## start Text segment

Brazil's Lula suggests meeting between Chavez, Obama
Caracas - Brazilian President Luiz Inacio Lula da Silva on Friday called for an end to the US embargo on Cuba and suggested a meeting between Venezuelan President Hugo Chavez and president-elect Barack Obama, who is to be inaugurated Tuesday.
Lula noted that differences between Caracas and Washington were largely because of outgoing US President George W Bush, and stressed that the "extraordinary importance that Venezuela has at this point" cannot be denied.
"I think that at some point you and Obama are going to have to meet, because I do not see Obama as a normal US president. It is something extraordinary that the people of the United States have made him president," Lula told Chavez.
"I think Obama has to turn that gesture into a transcendent gesture of US policy in relation to Latin America, while respecting our sovereignty," he added.
Lula expressed his wish to talk to Obama before "the government machinery takes over him."

## end Text segment
## start Dataset records

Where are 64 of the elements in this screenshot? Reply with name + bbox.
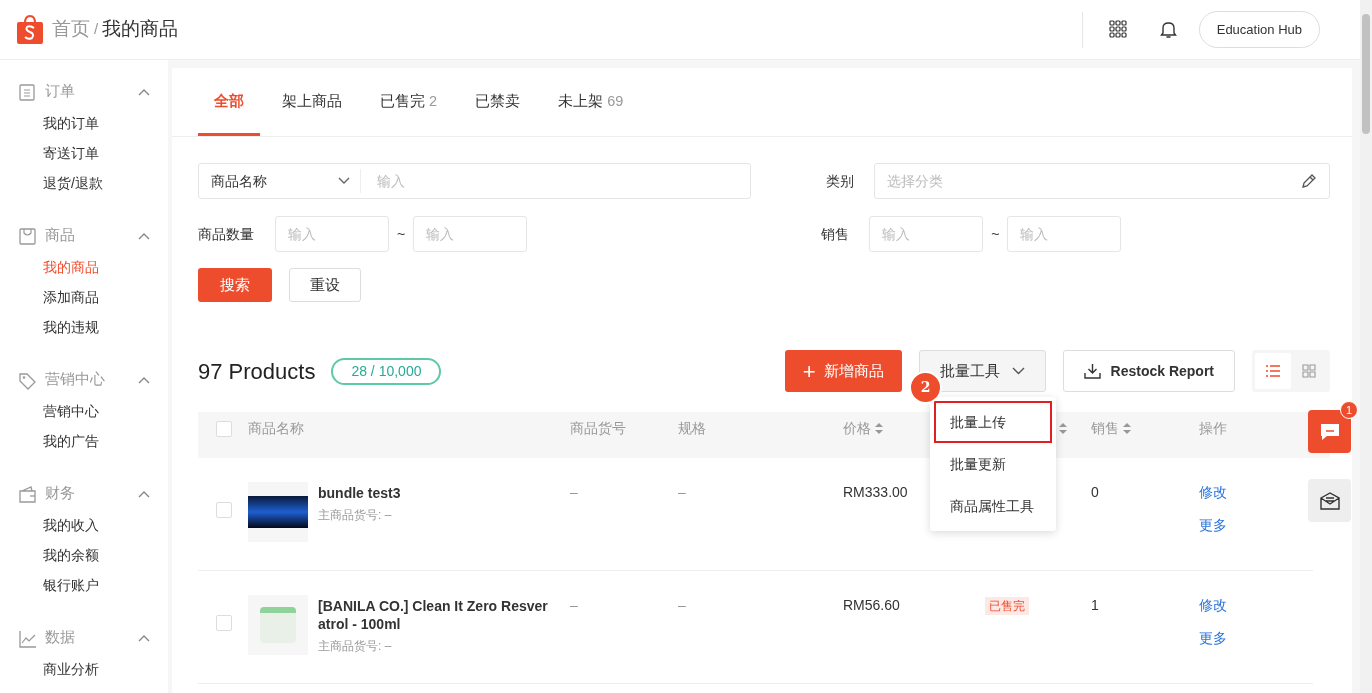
action-link[interactable]: 更多 [1199, 628, 1227, 649]
breadcrumb-separator: / [94, 19, 99, 40]
action-link[interactable]: 修改 [1199, 595, 1227, 616]
restock-report-button[interactable]: Restock Report [1062, 350, 1235, 392]
sidebar-item[interactable]: 我的违规 [0, 312, 99, 342]
sidebar-item[interactable]: 添加商品 [0, 282, 99, 312]
column-header: 规格 [678, 419, 706, 439]
tab[interactable]: 已禁卖 [459, 91, 537, 136]
sidebar-item[interactable]: 我的广告 [0, 426, 99, 456]
filter-label: 销售 [821, 224, 851, 244]
parent-sku-text: 主商品货号: – [318, 638, 393, 655]
tab[interactable]: 已售完 2 [364, 91, 454, 136]
sidebar-item[interactable]: 银行账户 [0, 570, 99, 600]
column-header: 商品名称 [248, 419, 304, 439]
category-field[interactable]: 选择分类 [874, 163, 1330, 199]
filter-label: 商品数量 [198, 224, 255, 244]
price-cell: RM333.00 [843, 484, 908, 500]
variation-cell: – [678, 597, 686, 613]
sales-cell: 0 [1091, 484, 1099, 500]
breadcrumb-item: 我的商品 [102, 17, 179, 42]
sidebar-item[interactable]: 我的收入 [0, 510, 99, 540]
filter-label: 类别 [826, 171, 855, 191]
range-max-field[interactable]: 输入 [413, 216, 528, 252]
price-cell: RM56.60 [843, 597, 900, 613]
product-name[interactable]: [BANILA CO.] Clean It Zero Resver atrol - 100ml [318, 597, 570, 633]
variation-cell: – [678, 484, 686, 500]
sidebar-section-title: 财务 [45, 484, 76, 504]
sidebar-item[interactable]: 我的余额 [0, 540, 99, 570]
status-tag: 已售完 [985, 597, 1029, 615]
search-button[interactable]: 搜索 [198, 268, 272, 302]
sidebar-item[interactable]: 我的商品 [0, 252, 99, 282]
sidebar-item[interactable]: 我的订单 [0, 108, 99, 138]
sidebar-item[interactable]: 寄送订单 [0, 138, 99, 168]
sidebar-item[interactable]: 退货/退款 [0, 168, 103, 198]
sidebar-section-title: 订单 [45, 82, 76, 102]
action-link[interactable]: 更多 [1199, 515, 1227, 536]
sidebar-section-title: 商品 [45, 226, 76, 246]
reset-button[interactable]: 重设 [289, 268, 361, 302]
tab[interactable]: 架上商品 [266, 91, 358, 136]
action-link[interactable]: 修改 [1199, 482, 1227, 503]
tab[interactable]: 全部 [198, 91, 260, 136]
sidebar-item[interactable]: 营销中心 [0, 396, 99, 426]
range-separator: ~ [991, 224, 1000, 244]
sidebar-item[interactable]: 商业分析 [0, 654, 99, 684]
range-separator: ~ [397, 224, 406, 244]
parent-sku-text: 主商品货号: – [318, 507, 393, 524]
range-min-field[interactable]: 输入 [869, 216, 984, 252]
product-quota-badge: 28 / 10,000 [331, 357, 442, 385]
range-max-field[interactable]: 输入 [1007, 216, 1122, 252]
product-name[interactable]: bundle test3 [318, 484, 401, 502]
sidebar-section-title: 营销中心 [45, 370, 106, 390]
column-header: 操作 [1199, 419, 1227, 439]
tab[interactable]: 未上架 69 [542, 91, 640, 136]
sku-cell: – [570, 597, 578, 613]
account-button[interactable]: Education Hub [1198, 10, 1320, 49]
sidebar-section-title: 数据 [45, 628, 76, 648]
sales-cell: 1 [1091, 597, 1099, 613]
add-product-button[interactable]: + 新增商品 [784, 350, 902, 392]
product-search-field[interactable]: 商品名称 输入 [198, 163, 751, 199]
column-header: 商品货号 [570, 419, 626, 439]
dropdown-item[interactable]: 批量上传 [934, 401, 1052, 443]
sku-cell: – [570, 484, 578, 500]
range-min-field[interactable]: 输入 [275, 216, 389, 252]
products-count-title: 97 Products [198, 357, 316, 386]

## end Dataset records

### Stated problem A
Please write out, word for word, everything in the Lula news item from "Lula noted that" down to "cannot be denied.".
### Stated problem B
In the Lula news item, what did Lula call for an end to?
### Stated problem C
List every person mentioned by name in the Lula news item.

### Expected output A
Lula noted that differences between Caracas and Washington were largely because of outgoing US President George W Bush, and stressed that the "extraordinary importance that Venezuela has at this point" cannot be denied.

### Expected output B
The US embargo on Cuba.

### Expected output C
Luiz Inacio Lula da Silva
Hugo Chavez
Barack Obama
George W Bush